■ TASK DIRECTIONS: In the listing below, count the lines with "MILES" and report only the figure.

■ EXTRACTED MATERIAL:
▬▬▬▬▬▬▬▬▬▬

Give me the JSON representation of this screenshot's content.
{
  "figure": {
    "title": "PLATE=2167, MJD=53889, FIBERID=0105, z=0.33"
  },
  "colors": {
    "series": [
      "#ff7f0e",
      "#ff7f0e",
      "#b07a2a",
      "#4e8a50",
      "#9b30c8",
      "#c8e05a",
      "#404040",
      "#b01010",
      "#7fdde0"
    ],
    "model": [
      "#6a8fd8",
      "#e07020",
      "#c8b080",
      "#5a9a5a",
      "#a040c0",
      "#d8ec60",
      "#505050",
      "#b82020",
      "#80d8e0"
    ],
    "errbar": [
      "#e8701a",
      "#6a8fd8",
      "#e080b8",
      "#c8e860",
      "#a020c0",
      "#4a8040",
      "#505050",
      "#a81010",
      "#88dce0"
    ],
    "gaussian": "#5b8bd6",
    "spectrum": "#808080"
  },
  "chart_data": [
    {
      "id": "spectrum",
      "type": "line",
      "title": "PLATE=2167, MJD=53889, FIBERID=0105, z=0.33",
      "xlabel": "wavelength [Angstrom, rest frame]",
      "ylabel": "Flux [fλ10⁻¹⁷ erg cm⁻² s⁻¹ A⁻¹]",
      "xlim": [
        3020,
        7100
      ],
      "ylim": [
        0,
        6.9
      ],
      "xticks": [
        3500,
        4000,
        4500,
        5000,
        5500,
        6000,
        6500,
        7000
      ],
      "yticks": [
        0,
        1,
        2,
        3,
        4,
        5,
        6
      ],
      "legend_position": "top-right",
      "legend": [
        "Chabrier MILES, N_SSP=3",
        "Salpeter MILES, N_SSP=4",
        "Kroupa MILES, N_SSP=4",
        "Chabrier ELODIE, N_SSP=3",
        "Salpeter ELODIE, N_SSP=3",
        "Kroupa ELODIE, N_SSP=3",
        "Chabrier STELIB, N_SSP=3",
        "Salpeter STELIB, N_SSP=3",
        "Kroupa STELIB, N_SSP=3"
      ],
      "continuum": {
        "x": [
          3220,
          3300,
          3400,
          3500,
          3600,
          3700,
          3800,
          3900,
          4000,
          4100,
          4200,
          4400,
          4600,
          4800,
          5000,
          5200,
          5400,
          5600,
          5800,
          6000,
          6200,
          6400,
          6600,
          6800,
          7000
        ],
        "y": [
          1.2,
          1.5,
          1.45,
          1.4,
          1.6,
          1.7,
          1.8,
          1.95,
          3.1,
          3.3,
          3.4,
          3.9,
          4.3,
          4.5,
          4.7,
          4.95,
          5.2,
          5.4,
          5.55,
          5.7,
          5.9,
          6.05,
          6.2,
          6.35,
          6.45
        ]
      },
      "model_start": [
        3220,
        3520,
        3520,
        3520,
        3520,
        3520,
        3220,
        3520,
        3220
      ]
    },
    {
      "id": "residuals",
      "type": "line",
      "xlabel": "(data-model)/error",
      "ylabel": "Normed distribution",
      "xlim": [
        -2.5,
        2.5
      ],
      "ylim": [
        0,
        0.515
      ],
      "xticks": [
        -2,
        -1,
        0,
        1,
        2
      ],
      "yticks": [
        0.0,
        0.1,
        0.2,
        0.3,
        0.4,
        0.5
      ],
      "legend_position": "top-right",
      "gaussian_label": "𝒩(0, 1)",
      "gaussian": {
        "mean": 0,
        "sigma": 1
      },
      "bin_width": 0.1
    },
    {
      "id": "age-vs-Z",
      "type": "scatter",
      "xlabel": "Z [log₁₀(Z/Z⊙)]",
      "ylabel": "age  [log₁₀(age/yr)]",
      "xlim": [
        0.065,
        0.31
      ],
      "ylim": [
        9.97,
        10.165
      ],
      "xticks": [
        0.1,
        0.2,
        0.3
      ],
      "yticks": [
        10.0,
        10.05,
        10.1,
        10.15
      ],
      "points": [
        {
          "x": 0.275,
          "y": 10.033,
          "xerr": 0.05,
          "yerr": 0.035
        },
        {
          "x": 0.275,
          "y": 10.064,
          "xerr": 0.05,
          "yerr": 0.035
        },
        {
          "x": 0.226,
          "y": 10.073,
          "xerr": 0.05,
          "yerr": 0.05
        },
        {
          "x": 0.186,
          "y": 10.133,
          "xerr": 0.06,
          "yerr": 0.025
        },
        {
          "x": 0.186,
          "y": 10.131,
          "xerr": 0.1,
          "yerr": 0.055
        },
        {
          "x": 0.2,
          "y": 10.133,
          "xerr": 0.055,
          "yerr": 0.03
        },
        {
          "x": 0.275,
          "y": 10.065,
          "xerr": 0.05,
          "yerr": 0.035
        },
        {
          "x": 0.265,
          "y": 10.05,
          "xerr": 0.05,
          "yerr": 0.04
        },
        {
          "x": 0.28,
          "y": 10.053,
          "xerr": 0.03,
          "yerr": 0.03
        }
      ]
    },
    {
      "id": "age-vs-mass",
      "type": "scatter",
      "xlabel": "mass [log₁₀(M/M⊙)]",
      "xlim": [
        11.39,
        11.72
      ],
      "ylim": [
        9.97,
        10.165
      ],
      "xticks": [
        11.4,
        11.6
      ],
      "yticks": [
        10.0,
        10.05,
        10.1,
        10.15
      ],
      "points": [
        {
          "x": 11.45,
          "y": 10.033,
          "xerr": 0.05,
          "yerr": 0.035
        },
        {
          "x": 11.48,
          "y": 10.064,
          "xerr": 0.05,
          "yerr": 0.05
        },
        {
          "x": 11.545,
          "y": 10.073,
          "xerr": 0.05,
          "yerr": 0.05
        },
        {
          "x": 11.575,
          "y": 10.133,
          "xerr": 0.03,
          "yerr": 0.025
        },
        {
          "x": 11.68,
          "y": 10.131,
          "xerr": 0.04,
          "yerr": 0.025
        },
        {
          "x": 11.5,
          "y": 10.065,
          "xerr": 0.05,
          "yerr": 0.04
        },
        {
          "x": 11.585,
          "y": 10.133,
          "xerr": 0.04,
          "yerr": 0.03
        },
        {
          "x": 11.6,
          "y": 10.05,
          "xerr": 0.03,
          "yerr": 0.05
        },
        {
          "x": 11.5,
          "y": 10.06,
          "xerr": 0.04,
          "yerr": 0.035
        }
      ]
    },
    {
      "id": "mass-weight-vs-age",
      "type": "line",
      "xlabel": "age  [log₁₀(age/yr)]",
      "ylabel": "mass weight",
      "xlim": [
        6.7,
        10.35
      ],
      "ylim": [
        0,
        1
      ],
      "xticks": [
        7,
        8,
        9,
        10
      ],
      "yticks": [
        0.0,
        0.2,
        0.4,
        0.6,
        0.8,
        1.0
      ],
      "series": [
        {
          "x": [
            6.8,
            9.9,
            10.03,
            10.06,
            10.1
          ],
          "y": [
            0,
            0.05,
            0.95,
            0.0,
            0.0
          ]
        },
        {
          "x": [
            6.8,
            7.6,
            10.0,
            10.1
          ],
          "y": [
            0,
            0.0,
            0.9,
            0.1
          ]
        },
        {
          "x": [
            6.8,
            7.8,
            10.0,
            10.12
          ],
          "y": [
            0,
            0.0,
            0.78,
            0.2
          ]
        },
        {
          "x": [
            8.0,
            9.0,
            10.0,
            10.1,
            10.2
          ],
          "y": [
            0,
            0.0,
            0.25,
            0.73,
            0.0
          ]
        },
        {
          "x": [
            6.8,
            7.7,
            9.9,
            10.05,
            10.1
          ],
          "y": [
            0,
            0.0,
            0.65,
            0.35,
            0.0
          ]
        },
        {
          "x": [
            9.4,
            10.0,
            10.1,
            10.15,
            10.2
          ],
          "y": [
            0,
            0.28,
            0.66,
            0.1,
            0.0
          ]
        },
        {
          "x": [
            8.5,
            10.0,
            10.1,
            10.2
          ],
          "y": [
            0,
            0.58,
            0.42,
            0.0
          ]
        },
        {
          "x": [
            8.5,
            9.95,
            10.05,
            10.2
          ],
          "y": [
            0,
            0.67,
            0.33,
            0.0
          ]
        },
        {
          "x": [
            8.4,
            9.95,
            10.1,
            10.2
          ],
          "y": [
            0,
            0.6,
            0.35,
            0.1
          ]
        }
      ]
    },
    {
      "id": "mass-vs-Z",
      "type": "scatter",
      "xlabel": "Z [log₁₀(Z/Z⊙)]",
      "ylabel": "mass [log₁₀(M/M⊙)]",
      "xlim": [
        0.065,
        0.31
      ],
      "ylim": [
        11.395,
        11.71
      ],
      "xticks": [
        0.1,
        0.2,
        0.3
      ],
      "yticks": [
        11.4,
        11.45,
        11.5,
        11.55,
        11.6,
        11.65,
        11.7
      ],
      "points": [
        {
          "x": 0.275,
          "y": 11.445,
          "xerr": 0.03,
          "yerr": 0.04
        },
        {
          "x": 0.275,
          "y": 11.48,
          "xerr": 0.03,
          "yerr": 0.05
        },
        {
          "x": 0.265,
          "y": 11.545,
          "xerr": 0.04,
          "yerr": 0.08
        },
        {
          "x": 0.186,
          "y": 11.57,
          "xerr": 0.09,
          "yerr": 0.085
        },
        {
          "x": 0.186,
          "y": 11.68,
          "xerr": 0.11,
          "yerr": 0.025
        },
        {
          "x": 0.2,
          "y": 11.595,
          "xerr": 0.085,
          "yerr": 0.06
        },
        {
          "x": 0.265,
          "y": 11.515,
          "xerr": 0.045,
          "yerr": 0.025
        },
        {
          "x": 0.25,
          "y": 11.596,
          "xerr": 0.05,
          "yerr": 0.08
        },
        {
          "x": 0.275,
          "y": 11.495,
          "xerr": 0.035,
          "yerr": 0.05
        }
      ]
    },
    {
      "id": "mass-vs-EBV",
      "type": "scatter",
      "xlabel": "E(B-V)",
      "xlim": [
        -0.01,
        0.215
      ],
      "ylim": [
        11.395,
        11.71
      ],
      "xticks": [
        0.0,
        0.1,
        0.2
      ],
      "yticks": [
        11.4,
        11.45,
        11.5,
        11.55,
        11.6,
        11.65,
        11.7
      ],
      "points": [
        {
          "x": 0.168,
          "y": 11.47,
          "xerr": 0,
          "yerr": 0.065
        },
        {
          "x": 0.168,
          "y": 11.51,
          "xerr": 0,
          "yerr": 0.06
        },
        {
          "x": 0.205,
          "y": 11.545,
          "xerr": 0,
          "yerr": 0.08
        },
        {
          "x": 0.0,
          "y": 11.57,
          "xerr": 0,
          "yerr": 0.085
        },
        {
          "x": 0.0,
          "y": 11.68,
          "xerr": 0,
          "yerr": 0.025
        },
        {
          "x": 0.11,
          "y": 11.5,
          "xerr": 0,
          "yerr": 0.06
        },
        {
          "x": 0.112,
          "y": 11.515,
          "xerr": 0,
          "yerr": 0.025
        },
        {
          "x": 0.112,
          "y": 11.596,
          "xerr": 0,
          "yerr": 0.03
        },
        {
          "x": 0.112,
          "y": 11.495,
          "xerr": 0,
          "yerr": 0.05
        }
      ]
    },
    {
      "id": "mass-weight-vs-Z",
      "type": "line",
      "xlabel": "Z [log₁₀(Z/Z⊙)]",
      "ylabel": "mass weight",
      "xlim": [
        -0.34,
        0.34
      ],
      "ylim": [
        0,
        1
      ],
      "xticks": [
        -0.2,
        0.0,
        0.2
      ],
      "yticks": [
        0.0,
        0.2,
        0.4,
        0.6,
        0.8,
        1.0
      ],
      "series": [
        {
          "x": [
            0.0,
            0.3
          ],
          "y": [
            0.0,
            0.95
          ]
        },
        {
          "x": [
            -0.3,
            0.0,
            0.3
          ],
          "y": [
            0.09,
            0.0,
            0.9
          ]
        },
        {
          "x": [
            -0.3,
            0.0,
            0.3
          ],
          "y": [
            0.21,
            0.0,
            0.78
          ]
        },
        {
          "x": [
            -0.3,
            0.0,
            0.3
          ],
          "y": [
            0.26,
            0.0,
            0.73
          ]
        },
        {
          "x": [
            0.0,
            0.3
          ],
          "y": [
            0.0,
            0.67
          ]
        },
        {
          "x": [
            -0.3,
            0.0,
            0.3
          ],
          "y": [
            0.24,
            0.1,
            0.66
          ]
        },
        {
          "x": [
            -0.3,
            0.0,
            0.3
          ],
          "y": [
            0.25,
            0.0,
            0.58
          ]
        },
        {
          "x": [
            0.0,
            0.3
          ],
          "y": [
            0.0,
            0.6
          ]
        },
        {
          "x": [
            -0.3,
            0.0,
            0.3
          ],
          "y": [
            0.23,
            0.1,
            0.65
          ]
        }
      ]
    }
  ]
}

▬▬▬▬▬▬▬▬▬▬

■ CORRECT RESPONSE: 3